Report how many lines of the records below include the word "besoins". Give nothing but the number.

****************

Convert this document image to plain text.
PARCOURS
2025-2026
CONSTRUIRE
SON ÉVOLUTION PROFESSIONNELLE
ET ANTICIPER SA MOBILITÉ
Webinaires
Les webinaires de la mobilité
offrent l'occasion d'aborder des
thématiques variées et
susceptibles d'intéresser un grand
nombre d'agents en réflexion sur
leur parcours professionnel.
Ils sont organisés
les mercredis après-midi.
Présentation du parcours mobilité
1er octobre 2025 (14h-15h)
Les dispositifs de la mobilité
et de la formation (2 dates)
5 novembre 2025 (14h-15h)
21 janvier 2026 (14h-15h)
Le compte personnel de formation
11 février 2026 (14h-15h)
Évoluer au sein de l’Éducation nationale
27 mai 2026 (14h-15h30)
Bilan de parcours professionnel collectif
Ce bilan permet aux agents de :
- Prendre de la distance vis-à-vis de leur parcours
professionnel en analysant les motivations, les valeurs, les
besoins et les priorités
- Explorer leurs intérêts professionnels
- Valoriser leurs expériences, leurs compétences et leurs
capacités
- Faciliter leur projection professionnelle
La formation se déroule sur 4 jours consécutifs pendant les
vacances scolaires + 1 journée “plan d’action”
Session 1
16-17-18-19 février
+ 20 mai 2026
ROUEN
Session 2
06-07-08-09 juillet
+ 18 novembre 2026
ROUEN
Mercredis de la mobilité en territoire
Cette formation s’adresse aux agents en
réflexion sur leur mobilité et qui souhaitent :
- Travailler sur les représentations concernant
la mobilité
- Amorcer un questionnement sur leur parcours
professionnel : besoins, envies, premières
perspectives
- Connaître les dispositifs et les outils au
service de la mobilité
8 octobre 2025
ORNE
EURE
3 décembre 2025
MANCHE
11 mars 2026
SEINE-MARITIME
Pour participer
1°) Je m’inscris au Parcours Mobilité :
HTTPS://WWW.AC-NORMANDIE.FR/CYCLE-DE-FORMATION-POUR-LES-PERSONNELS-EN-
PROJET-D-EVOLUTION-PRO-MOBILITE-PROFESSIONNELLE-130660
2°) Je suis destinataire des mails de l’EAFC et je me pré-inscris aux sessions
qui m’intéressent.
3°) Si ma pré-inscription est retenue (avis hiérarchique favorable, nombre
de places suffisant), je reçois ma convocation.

****************

- [Output for this task] 2